>> BEGIN

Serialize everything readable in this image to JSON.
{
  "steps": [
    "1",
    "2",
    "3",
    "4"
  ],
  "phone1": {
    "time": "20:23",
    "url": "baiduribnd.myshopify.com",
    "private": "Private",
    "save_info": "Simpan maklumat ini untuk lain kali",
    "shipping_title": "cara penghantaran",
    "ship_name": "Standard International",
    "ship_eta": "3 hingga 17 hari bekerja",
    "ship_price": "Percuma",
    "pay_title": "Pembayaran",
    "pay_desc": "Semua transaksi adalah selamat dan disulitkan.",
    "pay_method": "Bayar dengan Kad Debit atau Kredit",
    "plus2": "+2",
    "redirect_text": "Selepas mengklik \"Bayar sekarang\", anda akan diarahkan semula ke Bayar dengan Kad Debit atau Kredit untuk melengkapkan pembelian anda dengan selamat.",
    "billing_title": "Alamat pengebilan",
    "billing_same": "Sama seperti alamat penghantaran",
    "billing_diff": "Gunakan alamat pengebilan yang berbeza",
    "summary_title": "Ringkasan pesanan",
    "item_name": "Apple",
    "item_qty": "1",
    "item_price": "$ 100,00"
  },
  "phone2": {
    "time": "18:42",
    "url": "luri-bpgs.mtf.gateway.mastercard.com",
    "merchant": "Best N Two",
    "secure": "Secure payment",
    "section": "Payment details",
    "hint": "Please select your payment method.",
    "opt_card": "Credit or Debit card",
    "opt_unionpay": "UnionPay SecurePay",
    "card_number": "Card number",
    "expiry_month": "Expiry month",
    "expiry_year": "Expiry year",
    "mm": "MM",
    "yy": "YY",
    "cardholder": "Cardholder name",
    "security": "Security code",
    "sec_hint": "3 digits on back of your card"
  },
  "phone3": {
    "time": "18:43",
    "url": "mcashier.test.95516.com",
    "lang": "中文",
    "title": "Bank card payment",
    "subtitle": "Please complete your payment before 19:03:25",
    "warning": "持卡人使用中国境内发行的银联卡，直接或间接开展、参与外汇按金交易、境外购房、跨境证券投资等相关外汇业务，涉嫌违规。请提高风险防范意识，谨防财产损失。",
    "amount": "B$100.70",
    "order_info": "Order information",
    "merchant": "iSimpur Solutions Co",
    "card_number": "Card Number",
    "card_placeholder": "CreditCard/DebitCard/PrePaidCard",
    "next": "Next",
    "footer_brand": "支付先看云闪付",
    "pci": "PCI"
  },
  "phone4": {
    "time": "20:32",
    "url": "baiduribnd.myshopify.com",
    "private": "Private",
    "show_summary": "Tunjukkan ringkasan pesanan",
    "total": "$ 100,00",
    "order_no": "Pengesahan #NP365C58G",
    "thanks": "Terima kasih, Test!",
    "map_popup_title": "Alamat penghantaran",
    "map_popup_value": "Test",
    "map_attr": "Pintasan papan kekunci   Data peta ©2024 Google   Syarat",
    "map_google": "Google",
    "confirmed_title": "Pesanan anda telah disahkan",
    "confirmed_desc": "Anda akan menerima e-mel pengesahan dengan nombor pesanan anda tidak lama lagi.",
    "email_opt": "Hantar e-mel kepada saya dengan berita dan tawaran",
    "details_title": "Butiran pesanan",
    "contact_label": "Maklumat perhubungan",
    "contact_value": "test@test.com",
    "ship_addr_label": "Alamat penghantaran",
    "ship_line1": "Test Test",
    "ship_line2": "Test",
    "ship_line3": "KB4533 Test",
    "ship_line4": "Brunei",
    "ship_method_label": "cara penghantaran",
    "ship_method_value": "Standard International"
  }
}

>> END

▶ [TO BE DONE] All of the data must be returned exactly.

▶ [ANSWER FOR THE TASK]
Serialize everything readable in this image to JSON.
{
  "steps": [
    "1",
    "2",
    "3",
    "4"
  ],
  "phone1": {
    "time": "20:23",
    "url": "baiduribnd.myshopify.com",
    "private": "Private",
    "save_info": "Simpan maklumat ini untuk lain kali",
    "shipping_title": "cara penghantaran",
    "ship_name": "Standard International",
    "ship_eta": "3 hingga 17 hari bekerja",
    "ship_price": "Percuma",
    "pay_title": "Pembayaran",
    "pay_desc": "Semua transaksi adalah selamat dan disulitkan.",
    "pay_method": "Bayar dengan Kad Debit atau Kredit",
    "plus2": "+2",
    "redirect_text": "Selepas mengklik \"Bayar sekarang\", anda akan diarahkan semula ke Bayar dengan Kad Debit atau Kredit untuk melengkapkan pembelian anda dengan selamat.",
    "billing_title": "Alamat pengebilan",
    "billing_same": "Sama seperti alamat penghantaran",
    "billing_diff": "Gunakan alamat pengebilan yang berbeza",
    "summary_title": "Ringkasan pesanan",
    "item_name": "Apple",
    "item_qty": "1",
    "item_price": "$ 100,00"
  },
  "phone2": {
    "time": "18:42",
    "url": "luri-bpgs.mtf.gateway.mastercard.com",
    "merchant": "Best N Two",
    "secure": "Secure payment",
    "section": "Payment details",
    "hint": "Please select your payment method.",
    "opt_card": "Credit or Debit card",
    "opt_unionpay": "UnionPay SecurePay",
    "card_number": "Card number",
    "expiry_month": "Expiry month",
    "expiry_year": "Expiry year",
    "mm": "MM",
    "yy": "YY",
    "cardholder": "Cardholder name",
    "security": "Security code",
    "sec_hint": "3 digits on back of your card"
  },
  "phone3": {
    "time": "18:43",
    "url": "mcashier.test.95516.com",
    "lang": "中文",
    "title": "Bank card payment",
    "subtitle": "Please complete your payment before 19:03:25",
    "warning": "持卡人使用中国境内发行的银联卡，直接或间接开展、参与外汇按金交易、境外购房、跨境证券投资等相关外汇业务，涉嫌违规。请提高风险防范意识，谨防财产损失。",
    "amount": "B$100.70",
    "order_info": "Order information",
    "merchant": "iSimpur Solutions Co",
    "card_number": "Card Number",
    "card_placeholder": "CreditCard/DebitCard/PrePaidCard",
    "next": "Next",
    "footer_brand": "支付先看云闪付",
    "pci": "PCI"
  },
  "phone4": {
    "time": "20:32",
    "url": "baiduribnd.myshopify.com",
    "private": "Private",
    "show_summary": "Tunjukkan ringkasan pesanan",
    "total": "$ 100,00",
    "order_no": "Pengesahan #NP365C58G",
    "thanks": "Terima kasih, Test!",
    "map_popup_title": "Alamat penghantaran",
    "map_popup_value": "Test",
    "map_attr": "Pintasan papan kekunci   Data peta ©2024 Google   Syarat",
    "map_google": "Google",
    "confirmed_title": "Pesanan anda telah disahkan",
    "confirmed_desc": "Anda akan menerima e-mel pengesahan dengan nombor pesanan anda tidak lama lagi.",
    "email_opt": "Hantar e-mel kepada saya dengan berita dan tawaran",
    "details_title": "Butiran pesanan",
    "contact_label": "Maklumat perhubungan",
    "contact_value": "test@test.com",
    "ship_addr_label": "Alamat penghantaran",
    "ship_line1": "Test Test",
    "ship_line2": "Test",
    "ship_line3": "KB4533 Test",
    "ship_line4": "Brunei",
    "ship_method_label": "cara penghantaran",
    "ship_method_value": "Standard International"
  }
}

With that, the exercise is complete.